CHALLENGE:
Determine which lines of the records include the word "JSON", and copy them.

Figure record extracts
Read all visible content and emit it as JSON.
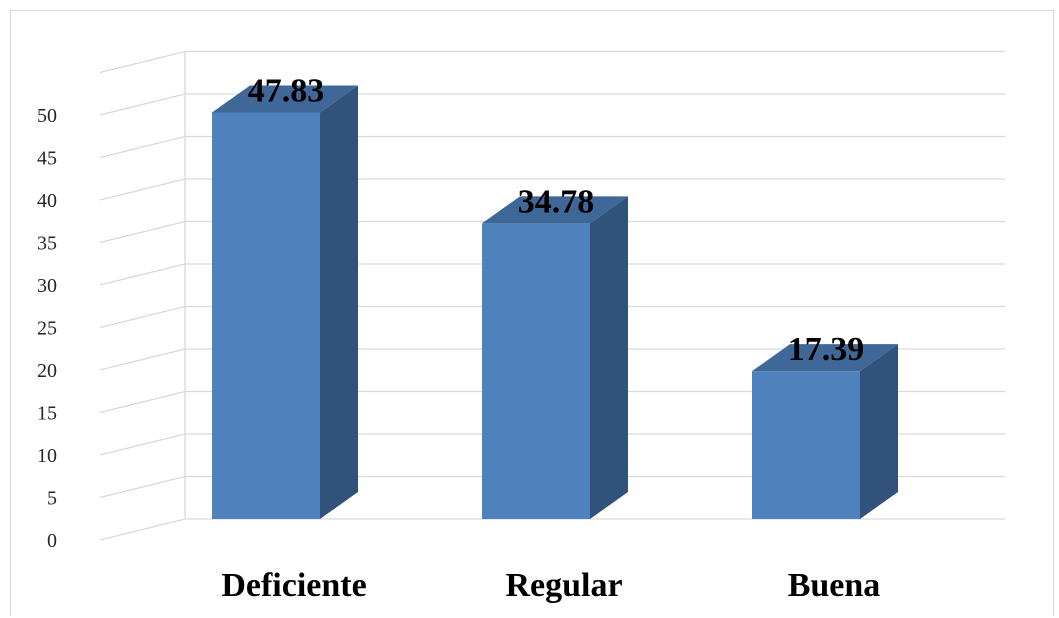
{
  "chart_data": {
    "type": "bar",
    "style": "3d-column",
    "title": "",
    "xlabel": "",
    "ylabel": "",
    "categories": [
      "Deficiente",
      "Regular",
      "Buena"
    ],
    "values": [
      47.83,
      34.78,
      17.39
    ],
    "data_labels": [
      "47.83",
      "34.78",
      "17.39"
    ],
    "ylim": [
      0,
      50
    ],
    "yticks": [
      0,
      5,
      10,
      15,
      20,
      25,
      30,
      35,
      40,
      45,
      50
    ],
    "grid": true,
    "legend": "none",
    "colors": {
      "front": "#4f81bd",
      "side": "#31527a",
      "top": "#3f6898",
      "grid": "#d9d9d9"
    }
  }
}
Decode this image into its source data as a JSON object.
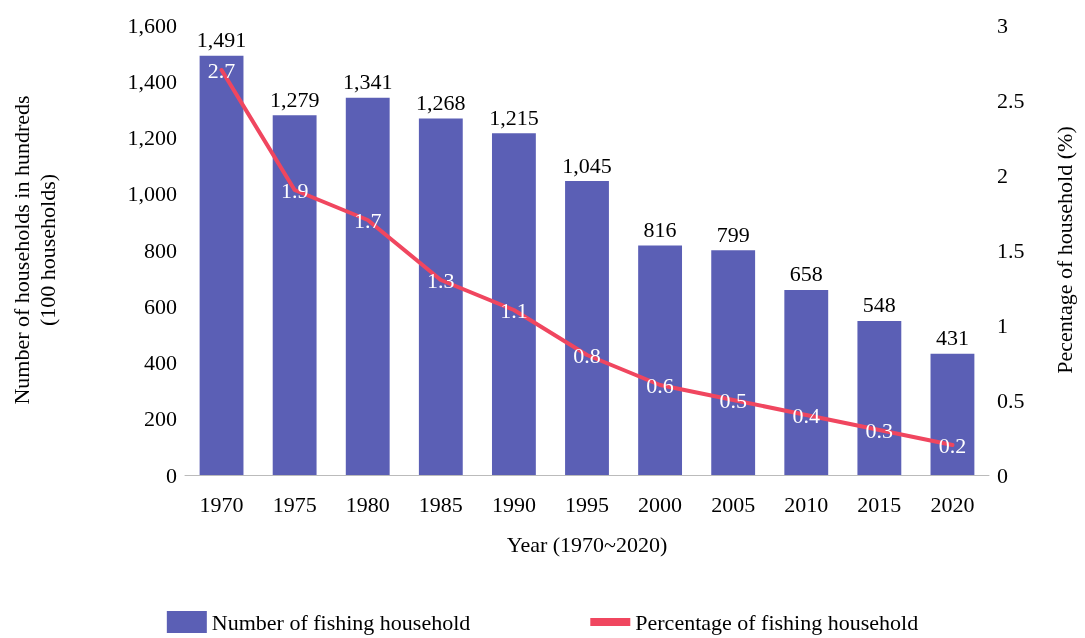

FULL OUTPUT:
Read all visible content and emit it as JSON.
Decode this image into its source data as a JSON object.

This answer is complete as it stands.